[start RECORD LIST]

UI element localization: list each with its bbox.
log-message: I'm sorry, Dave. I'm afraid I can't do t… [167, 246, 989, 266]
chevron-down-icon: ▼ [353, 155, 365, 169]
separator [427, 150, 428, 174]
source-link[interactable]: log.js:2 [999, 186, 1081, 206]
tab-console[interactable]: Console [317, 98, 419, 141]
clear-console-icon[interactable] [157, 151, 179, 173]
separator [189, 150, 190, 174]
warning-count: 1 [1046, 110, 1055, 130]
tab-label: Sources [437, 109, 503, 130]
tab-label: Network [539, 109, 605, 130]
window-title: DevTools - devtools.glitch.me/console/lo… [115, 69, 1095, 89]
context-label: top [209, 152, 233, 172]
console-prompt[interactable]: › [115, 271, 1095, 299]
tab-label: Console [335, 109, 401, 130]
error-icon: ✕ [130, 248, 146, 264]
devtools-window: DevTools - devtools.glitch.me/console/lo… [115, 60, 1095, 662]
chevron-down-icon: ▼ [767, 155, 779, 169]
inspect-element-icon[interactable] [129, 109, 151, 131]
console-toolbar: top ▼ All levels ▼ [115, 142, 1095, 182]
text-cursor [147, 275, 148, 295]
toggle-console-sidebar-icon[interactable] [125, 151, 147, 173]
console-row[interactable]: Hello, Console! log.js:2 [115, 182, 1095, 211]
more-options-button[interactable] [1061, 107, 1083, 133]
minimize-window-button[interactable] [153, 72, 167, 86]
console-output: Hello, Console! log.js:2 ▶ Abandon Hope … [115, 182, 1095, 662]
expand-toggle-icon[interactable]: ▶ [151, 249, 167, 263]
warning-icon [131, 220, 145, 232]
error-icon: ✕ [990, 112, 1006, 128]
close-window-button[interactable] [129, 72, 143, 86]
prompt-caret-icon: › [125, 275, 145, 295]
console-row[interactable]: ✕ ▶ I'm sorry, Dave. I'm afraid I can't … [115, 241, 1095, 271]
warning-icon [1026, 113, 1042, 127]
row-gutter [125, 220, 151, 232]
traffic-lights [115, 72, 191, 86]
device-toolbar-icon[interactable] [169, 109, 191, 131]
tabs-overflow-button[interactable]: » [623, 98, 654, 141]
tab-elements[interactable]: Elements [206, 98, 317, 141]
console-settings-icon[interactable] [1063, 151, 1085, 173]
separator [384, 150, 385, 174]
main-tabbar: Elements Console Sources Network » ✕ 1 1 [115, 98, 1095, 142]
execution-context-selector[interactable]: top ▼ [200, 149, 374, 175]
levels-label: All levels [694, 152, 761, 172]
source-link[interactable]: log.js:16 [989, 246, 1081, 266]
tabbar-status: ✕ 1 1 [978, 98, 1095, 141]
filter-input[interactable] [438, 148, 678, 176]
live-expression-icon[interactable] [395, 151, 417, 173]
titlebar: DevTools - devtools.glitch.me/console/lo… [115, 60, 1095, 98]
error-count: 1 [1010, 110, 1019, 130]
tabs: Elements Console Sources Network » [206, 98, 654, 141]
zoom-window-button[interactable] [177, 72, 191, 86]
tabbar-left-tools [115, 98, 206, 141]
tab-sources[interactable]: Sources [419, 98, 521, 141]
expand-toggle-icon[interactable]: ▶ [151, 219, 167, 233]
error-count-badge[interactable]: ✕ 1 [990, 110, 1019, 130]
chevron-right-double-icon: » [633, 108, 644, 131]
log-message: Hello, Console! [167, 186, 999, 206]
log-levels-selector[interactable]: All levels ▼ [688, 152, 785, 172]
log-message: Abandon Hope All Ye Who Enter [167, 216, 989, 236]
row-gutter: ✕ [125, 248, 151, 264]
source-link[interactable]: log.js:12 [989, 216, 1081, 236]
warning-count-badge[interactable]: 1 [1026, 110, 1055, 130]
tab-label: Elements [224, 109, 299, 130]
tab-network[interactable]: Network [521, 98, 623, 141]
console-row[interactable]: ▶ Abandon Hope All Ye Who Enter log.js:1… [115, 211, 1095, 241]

[end RECORD LIST]

Swap each "console-row" for "log-row" in the listing, from its first line up to and including the line with "tab-elements[interactable]: Elements [206, 98, 317, 141]", and leave everything else in those lines the same. Give back only those lines.

ANSWER BELOW ▸
UI element localization: list each with its bbox.
log-message: I'm sorry, Dave. I'm afraid I can't do t… [167, 246, 989, 266]
chevron-down-icon: ▼ [353, 155, 365, 169]
separator [427, 150, 428, 174]
source-link[interactable]: log.js:2 [999, 186, 1081, 206]
tab-console[interactable]: Console [317, 98, 419, 141]
clear-console-icon[interactable] [157, 151, 179, 173]
separator [189, 150, 190, 174]
warning-count: 1 [1046, 110, 1055, 130]
tab-label: Sources [437, 109, 503, 130]
tab-label: Network [539, 109, 605, 130]
window-title: DevTools - devtools.glitch.me/console/lo… [115, 69, 1095, 89]
context-label: top [209, 152, 233, 172]
console-prompt[interactable]: › [115, 271, 1095, 299]
tab-label: Console [335, 109, 401, 130]
error-icon: ✕ [130, 248, 146, 264]
devtools-window: DevTools - devtools.glitch.me/console/lo… [115, 60, 1095, 662]
chevron-down-icon: ▼ [767, 155, 779, 169]
inspect-element-icon[interactable] [129, 109, 151, 131]
console-toolbar: top ▼ All levels ▼ [115, 142, 1095, 182]
text-cursor [147, 275, 148, 295]
toggle-console-sidebar-icon[interactable] [125, 151, 147, 173]
log-row[interactable]: Hello, Console! log.js:2 [115, 182, 1095, 211]
more-options-button[interactable] [1061, 107, 1083, 133]
minimize-window-button[interactable] [153, 72, 167, 86]
console-output: Hello, Console! log.js:2 ▶ Abandon Hope … [115, 182, 1095, 662]
expand-toggle-icon[interactable]: ▶ [151, 249, 167, 263]
warning-icon [131, 220, 145, 232]
error-icon: ✕ [990, 112, 1006, 128]
close-window-button[interactable] [129, 72, 143, 86]
prompt-caret-icon: › [125, 275, 145, 295]
log-row[interactable]: ✕ ▶ I'm sorry, Dave. I'm afraid I can't … [115, 241, 1095, 271]
warning-icon [1026, 113, 1042, 127]
row-gutter [125, 220, 151, 232]
traffic-lights [115, 72, 191, 86]
device-toolbar-icon[interactable] [169, 109, 191, 131]
tabs-overflow-button[interactable]: » [623, 98, 654, 141]
tab-elements[interactable]: Elements [206, 98, 317, 141]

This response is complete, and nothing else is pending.